Supplied records:
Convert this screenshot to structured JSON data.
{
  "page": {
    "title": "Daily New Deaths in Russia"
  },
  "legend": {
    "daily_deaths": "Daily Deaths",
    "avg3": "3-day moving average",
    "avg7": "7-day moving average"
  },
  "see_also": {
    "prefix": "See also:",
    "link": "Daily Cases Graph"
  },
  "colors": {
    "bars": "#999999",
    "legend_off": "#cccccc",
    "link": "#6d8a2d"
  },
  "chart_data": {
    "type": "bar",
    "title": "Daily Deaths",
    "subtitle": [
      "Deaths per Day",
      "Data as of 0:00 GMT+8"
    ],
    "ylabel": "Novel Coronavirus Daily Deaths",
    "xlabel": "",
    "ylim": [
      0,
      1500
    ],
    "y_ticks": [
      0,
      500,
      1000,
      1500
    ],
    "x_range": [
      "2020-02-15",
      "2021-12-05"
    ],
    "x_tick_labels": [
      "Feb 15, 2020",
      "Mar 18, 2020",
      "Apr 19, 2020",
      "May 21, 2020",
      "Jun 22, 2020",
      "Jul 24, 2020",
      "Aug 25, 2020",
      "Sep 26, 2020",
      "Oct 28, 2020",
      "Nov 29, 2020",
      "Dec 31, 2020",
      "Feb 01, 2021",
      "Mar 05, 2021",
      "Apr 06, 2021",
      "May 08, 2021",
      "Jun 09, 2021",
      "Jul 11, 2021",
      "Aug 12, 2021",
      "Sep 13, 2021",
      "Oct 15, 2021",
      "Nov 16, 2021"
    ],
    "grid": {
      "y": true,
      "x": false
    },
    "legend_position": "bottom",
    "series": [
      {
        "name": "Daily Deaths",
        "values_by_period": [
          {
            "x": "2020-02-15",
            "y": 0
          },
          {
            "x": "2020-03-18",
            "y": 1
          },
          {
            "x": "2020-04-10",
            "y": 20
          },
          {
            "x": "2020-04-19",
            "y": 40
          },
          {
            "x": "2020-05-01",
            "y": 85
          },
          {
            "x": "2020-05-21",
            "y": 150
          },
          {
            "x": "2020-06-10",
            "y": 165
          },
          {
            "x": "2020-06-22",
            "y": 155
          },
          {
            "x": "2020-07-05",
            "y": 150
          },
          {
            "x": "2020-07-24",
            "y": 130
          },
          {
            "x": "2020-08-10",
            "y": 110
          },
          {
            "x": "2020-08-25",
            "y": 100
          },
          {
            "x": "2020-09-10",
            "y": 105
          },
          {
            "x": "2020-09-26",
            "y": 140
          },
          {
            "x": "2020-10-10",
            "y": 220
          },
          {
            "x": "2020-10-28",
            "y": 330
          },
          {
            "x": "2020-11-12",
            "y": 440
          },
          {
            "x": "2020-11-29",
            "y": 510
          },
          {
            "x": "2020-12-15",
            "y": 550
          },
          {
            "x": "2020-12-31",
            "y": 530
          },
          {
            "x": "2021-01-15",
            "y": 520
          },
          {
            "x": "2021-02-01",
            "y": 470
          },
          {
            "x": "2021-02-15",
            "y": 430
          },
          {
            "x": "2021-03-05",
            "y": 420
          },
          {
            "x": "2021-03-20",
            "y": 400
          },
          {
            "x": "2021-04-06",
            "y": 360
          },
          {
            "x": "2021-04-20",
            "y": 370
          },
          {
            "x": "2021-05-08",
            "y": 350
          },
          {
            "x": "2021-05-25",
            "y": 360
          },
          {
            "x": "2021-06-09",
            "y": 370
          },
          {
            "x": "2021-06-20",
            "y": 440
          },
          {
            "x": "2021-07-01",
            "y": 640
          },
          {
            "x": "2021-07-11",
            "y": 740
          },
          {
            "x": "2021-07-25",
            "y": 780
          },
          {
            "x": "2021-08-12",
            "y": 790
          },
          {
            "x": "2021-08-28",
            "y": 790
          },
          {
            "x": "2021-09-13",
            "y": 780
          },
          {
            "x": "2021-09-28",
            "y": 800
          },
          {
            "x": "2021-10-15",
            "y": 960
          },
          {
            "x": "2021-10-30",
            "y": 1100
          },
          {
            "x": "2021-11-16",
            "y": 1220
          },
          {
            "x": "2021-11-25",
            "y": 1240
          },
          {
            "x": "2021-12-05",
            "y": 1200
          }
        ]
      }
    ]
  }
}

Task:
Transcribe the data above verbatim.

Answer space:
Convert this screenshot to structured JSON data.
{
  "page": {
    "title": "Daily New Deaths in Russia"
  },
  "legend": {
    "daily_deaths": "Daily Deaths",
    "avg3": "3-day moving average",
    "avg7": "7-day moving average"
  },
  "see_also": {
    "prefix": "See also:",
    "link": "Daily Cases Graph"
  },
  "colors": {
    "bars": "#999999",
    "legend_off": "#cccccc",
    "link": "#6d8a2d"
  },
  "chart_data": {
    "type": "bar",
    "title": "Daily Deaths",
    "subtitle": [
      "Deaths per Day",
      "Data as of 0:00 GMT+8"
    ],
    "ylabel": "Novel Coronavirus Daily Deaths",
    "xlabel": "",
    "ylim": [
      0,
      1500
    ],
    "y_ticks": [
      0,
      500,
      1000,
      1500
    ],
    "x_range": [
      "2020-02-15",
      "2021-12-05"
    ],
    "x_tick_labels": [
      "Feb 15, 2020",
      "Mar 18, 2020",
      "Apr 19, 2020",
      "May 21, 2020",
      "Jun 22, 2020",
      "Jul 24, 2020",
      "Aug 25, 2020",
      "Sep 26, 2020",
      "Oct 28, 2020",
      "Nov 29, 2020",
      "Dec 31, 2020",
      "Feb 01, 2021",
      "Mar 05, 2021",
      "Apr 06, 2021",
      "May 08, 2021",
      "Jun 09, 2021",
      "Jul 11, 2021",
      "Aug 12, 2021",
      "Sep 13, 2021",
      "Oct 15, 2021",
      "Nov 16, 2021"
    ],
    "grid": {
      "y": true,
      "x": false
    },
    "legend_position": "bottom",
    "series": [
      {
        "name": "Daily Deaths",
        "values_by_period": [
          {
            "x": "2020-02-15",
            "y": 0
          },
          {
            "x": "2020-03-18",
            "y": 1
          },
          {
            "x": "2020-04-10",
            "y": 20
          },
          {
            "x": "2020-04-19",
            "y": 40
          },
          {
            "x": "2020-05-01",
            "y": 85
          },
          {
            "x": "2020-05-21",
            "y": 150
          },
          {
            "x": "2020-06-10",
            "y": 165
          },
          {
            "x": "2020-06-22",
            "y": 155
          },
          {
            "x": "2020-07-05",
            "y": 150
          },
          {
            "x": "2020-07-24",
            "y": 130
          },
          {
            "x": "2020-08-10",
            "y": 110
          },
          {
            "x": "2020-08-25",
            "y": 100
          },
          {
            "x": "2020-09-10",
            "y": 105
          },
          {
            "x": "2020-09-26",
            "y": 140
          },
          {
            "x": "2020-10-10",
            "y": 220
          },
          {
            "x": "2020-10-28",
            "y": 330
          },
          {
            "x": "2020-11-12",
            "y": 440
          },
          {
            "x": "2020-11-29",
            "y": 510
          },
          {
            "x": "2020-12-15",
            "y": 550
          },
          {
            "x": "2020-12-31",
            "y": 530
          },
          {
            "x": "2021-01-15",
            "y": 520
          },
          {
            "x": "2021-02-01",
            "y": 470
          },
          {
            "x": "2021-02-15",
            "y": 430
          },
          {
            "x": "2021-03-05",
            "y": 420
          },
          {
            "x": "2021-03-20",
            "y": 400
          },
          {
            "x": "2021-04-06",
            "y": 360
          },
          {
            "x": "2021-04-20",
            "y": 370
          },
          {
            "x": "2021-05-08",
            "y": 350
          },
          {
            "x": "2021-05-25",
            "y": 360
          },
          {
            "x": "2021-06-09",
            "y": 370
          },
          {
            "x": "2021-06-20",
            "y": 440
          },
          {
            "x": "2021-07-01",
            "y": 640
          },
          {
            "x": "2021-07-11",
            "y": 740
          },
          {
            "x": "2021-07-25",
            "y": 780
          },
          {
            "x": "2021-08-12",
            "y": 790
          },
          {
            "x": "2021-08-28",
            "y": 790
          },
          {
            "x": "2021-09-13",
            "y": 780
          },
          {
            "x": "2021-09-28",
            "y": 800
          },
          {
            "x": "2021-10-15",
            "y": 960
          },
          {
            "x": "2021-10-30",
            "y": 1100
          },
          {
            "x": "2021-11-16",
            "y": 1220
          },
          {
            "x": "2021-11-25",
            "y": 1240
          },
          {
            "x": "2021-12-05",
            "y": 1200
          }
        ]
      }
    ]
  }
}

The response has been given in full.